Collection entries
__________________________________________________
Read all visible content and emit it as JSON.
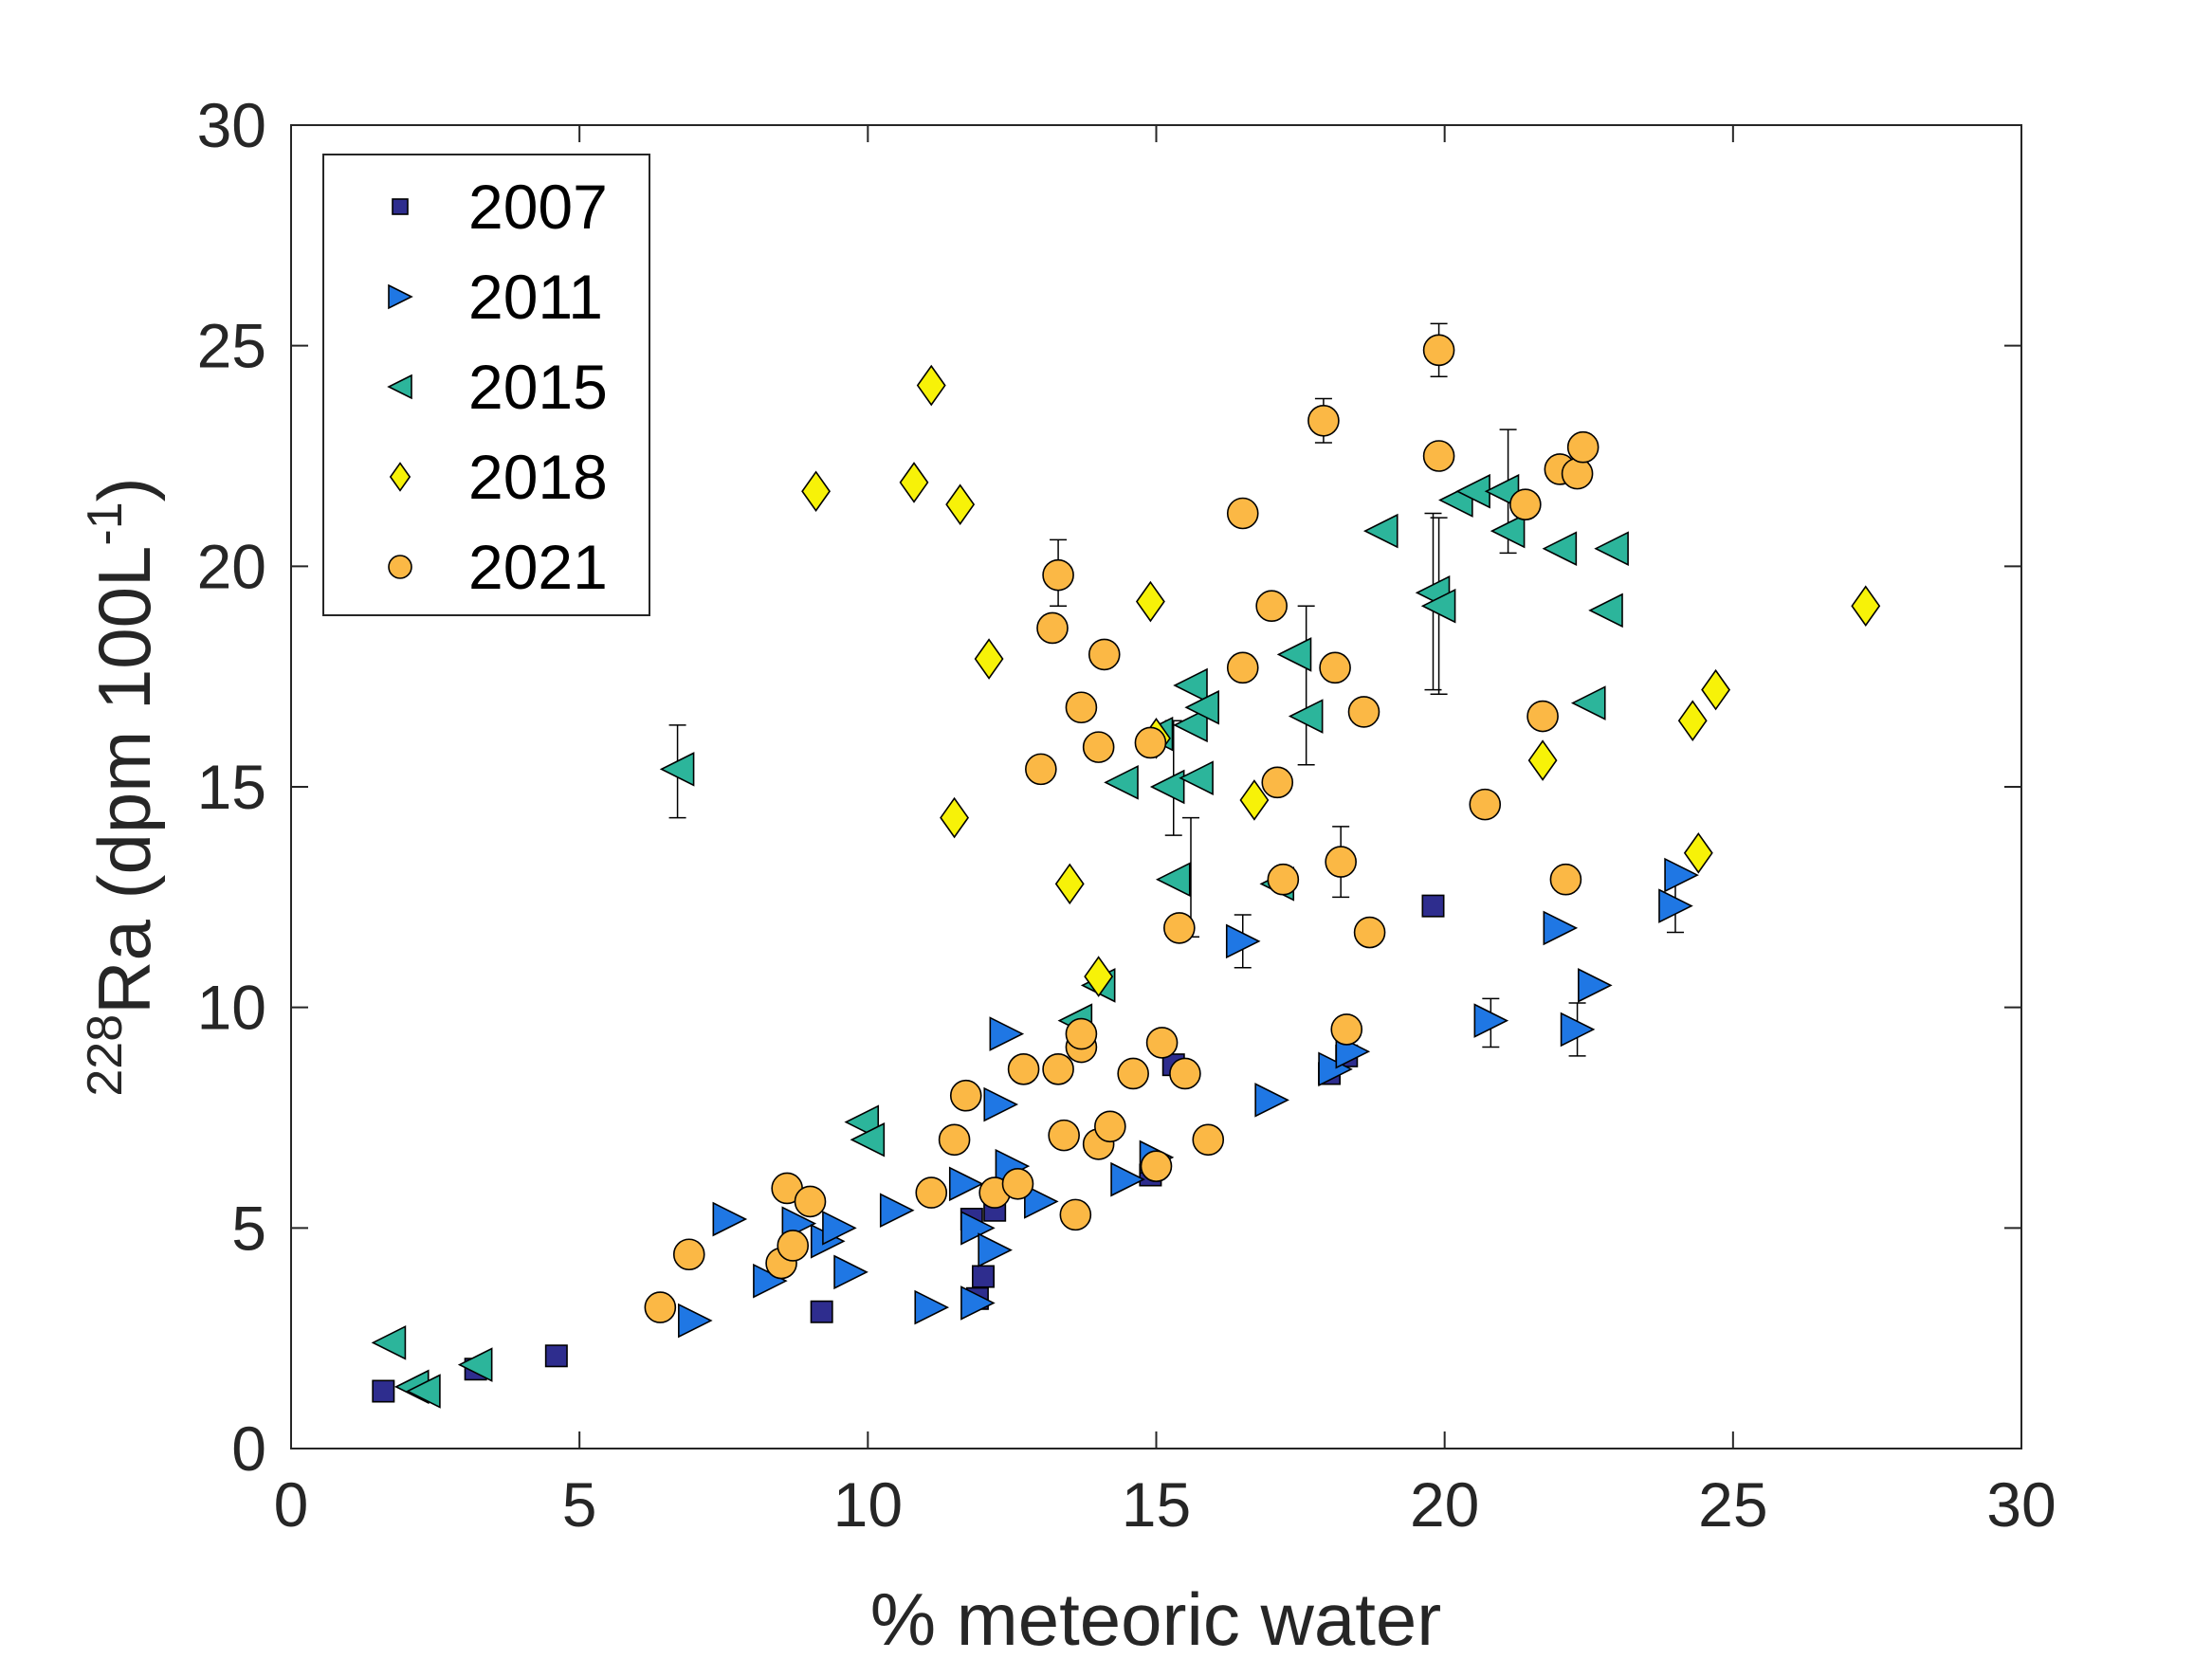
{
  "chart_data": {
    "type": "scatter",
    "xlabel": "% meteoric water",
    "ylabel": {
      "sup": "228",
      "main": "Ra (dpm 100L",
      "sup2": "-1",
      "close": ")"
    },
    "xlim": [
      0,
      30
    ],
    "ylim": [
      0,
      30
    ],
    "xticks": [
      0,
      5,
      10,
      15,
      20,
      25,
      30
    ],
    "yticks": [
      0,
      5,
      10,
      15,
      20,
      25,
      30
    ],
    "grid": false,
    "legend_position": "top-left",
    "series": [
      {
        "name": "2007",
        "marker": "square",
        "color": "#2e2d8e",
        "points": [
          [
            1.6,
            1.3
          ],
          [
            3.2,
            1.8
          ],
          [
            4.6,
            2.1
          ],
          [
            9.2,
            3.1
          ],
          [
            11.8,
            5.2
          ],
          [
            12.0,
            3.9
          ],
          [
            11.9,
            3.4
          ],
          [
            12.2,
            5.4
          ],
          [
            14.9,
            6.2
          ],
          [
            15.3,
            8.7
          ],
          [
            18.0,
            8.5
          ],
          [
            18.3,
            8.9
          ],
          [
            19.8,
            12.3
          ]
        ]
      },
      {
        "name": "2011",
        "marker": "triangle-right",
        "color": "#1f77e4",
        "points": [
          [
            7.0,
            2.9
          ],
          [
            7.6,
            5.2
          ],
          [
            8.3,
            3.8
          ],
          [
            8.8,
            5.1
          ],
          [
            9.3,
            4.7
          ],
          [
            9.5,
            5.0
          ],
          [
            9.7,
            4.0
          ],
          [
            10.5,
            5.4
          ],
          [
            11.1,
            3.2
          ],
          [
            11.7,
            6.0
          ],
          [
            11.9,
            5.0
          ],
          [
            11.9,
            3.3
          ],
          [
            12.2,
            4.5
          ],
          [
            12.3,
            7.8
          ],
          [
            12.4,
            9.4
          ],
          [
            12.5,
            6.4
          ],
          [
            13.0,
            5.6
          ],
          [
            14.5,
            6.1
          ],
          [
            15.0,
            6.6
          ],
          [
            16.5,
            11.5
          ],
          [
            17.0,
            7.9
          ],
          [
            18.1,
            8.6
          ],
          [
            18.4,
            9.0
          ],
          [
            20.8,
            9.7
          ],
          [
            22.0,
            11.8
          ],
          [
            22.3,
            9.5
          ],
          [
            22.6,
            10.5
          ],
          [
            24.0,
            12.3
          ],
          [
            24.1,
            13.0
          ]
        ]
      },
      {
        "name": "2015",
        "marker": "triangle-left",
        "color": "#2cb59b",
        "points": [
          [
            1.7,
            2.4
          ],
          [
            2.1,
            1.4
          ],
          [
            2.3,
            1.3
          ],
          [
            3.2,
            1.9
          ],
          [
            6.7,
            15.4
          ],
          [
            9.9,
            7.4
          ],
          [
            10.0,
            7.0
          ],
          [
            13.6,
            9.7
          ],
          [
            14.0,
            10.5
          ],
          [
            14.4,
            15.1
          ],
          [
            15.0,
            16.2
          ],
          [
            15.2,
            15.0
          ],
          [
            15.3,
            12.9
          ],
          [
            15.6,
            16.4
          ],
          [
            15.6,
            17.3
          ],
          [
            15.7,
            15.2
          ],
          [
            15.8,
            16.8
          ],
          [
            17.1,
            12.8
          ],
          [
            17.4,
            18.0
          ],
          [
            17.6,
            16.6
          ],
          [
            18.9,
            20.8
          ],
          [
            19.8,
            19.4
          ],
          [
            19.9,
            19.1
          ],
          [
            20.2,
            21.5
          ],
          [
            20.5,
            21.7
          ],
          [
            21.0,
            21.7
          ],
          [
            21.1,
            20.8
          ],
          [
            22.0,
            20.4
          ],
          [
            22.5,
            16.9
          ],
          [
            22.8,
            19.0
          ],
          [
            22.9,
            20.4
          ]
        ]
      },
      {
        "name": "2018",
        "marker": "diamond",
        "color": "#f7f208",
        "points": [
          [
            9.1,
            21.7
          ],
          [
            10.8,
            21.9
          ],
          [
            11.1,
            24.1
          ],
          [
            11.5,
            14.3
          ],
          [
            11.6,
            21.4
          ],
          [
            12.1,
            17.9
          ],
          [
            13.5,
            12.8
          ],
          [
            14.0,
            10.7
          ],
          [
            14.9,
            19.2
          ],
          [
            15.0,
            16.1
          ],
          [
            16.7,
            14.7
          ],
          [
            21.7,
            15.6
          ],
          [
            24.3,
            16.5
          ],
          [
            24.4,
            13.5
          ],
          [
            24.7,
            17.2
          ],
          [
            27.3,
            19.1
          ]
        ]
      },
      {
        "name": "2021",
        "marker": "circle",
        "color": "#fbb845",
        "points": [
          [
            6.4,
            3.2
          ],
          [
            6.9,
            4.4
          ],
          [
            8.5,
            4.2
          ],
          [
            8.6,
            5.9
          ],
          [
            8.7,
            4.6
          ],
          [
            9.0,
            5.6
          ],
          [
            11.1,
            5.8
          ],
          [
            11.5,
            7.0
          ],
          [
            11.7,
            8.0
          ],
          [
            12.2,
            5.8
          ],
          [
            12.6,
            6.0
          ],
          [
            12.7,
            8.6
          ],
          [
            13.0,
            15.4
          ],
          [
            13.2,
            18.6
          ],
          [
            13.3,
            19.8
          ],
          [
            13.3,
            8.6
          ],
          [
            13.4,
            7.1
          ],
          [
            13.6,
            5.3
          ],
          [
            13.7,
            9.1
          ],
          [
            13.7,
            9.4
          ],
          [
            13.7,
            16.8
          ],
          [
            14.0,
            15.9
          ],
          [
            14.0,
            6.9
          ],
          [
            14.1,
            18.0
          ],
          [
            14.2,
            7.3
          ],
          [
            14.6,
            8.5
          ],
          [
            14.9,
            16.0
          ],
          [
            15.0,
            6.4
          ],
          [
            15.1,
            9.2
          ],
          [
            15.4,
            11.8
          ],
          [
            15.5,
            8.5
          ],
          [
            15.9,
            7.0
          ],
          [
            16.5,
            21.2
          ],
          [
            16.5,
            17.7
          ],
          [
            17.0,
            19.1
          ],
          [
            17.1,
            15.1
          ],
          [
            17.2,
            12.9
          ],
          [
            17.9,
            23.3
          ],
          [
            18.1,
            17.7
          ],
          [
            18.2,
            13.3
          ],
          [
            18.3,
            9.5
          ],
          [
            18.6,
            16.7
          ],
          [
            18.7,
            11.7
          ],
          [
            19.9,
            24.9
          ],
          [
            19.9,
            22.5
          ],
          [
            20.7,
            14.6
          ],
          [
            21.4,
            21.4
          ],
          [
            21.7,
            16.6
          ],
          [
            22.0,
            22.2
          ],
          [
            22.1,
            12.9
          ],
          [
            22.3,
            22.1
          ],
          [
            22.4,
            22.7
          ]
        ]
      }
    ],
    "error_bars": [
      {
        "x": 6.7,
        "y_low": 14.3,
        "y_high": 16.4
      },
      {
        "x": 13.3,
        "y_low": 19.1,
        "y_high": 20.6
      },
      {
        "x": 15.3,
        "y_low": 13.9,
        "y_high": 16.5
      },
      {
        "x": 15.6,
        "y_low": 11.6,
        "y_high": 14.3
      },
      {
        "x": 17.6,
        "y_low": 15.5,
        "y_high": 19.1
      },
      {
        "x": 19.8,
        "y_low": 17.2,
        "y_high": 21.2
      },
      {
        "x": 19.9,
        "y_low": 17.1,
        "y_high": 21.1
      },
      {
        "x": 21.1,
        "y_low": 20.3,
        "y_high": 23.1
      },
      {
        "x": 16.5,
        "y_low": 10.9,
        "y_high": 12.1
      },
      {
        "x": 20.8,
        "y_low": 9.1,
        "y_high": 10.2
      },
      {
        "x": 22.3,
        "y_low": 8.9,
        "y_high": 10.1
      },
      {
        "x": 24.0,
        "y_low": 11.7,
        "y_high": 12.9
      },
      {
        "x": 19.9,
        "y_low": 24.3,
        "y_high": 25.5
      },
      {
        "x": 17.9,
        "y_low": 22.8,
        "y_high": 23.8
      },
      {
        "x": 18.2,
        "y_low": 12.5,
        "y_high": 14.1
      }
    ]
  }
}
__________________________________________________
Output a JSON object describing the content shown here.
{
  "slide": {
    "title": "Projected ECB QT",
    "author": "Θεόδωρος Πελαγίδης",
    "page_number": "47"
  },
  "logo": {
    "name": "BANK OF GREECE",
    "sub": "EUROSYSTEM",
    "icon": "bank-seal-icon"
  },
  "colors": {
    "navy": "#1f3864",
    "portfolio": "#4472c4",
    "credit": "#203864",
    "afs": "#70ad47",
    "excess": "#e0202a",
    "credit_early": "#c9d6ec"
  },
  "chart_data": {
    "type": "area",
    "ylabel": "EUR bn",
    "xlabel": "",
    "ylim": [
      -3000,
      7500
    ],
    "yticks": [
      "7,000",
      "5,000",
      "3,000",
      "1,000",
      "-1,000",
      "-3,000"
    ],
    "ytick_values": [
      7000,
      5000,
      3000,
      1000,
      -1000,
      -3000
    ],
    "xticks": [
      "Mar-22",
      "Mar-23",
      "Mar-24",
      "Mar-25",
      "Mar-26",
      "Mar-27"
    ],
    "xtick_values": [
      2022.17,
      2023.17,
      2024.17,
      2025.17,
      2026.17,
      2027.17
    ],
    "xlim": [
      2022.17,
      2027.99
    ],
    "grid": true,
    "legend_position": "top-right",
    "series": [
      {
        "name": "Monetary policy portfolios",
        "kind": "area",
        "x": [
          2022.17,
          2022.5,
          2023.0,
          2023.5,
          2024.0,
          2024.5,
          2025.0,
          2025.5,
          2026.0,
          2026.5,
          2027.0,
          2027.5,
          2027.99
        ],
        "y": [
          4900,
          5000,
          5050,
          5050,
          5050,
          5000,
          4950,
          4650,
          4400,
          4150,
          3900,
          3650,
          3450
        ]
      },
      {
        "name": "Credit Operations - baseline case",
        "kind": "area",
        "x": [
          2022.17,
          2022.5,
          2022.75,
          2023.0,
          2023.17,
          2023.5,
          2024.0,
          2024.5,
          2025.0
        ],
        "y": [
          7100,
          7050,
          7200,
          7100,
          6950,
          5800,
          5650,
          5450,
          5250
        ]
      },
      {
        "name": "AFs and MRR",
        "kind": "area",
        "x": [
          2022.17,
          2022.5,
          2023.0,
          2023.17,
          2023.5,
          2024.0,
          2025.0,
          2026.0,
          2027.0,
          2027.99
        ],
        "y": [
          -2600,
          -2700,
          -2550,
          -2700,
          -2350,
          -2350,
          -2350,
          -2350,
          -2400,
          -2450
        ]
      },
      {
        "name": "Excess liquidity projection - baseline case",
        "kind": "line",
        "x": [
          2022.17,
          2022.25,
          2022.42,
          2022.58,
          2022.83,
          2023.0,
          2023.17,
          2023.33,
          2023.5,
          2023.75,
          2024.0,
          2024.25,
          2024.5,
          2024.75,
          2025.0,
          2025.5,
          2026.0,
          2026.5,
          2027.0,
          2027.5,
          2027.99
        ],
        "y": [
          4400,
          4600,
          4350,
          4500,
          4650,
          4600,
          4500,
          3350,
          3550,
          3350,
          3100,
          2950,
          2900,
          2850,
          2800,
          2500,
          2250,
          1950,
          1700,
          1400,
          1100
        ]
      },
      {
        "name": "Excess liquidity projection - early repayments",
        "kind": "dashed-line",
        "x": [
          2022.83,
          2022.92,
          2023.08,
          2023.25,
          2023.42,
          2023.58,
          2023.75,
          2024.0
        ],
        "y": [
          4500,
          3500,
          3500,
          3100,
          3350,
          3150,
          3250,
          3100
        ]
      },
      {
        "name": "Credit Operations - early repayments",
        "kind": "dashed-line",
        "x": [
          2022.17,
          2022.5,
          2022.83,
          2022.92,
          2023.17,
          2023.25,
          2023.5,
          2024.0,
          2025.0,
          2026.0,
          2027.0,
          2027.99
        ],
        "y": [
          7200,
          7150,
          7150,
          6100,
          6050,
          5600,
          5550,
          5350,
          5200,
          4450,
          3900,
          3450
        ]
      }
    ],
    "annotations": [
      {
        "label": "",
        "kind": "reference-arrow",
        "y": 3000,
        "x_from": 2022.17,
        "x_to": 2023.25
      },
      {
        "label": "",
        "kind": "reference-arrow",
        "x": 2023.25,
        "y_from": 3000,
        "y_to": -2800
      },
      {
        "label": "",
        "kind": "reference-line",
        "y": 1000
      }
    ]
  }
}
__________________________________________________
*Task statement*:
Show every line from the entries above in which "content" appears.

*Response*:
Read all visible content and emit it as JSON.
Output a JSON object describing the content shown here.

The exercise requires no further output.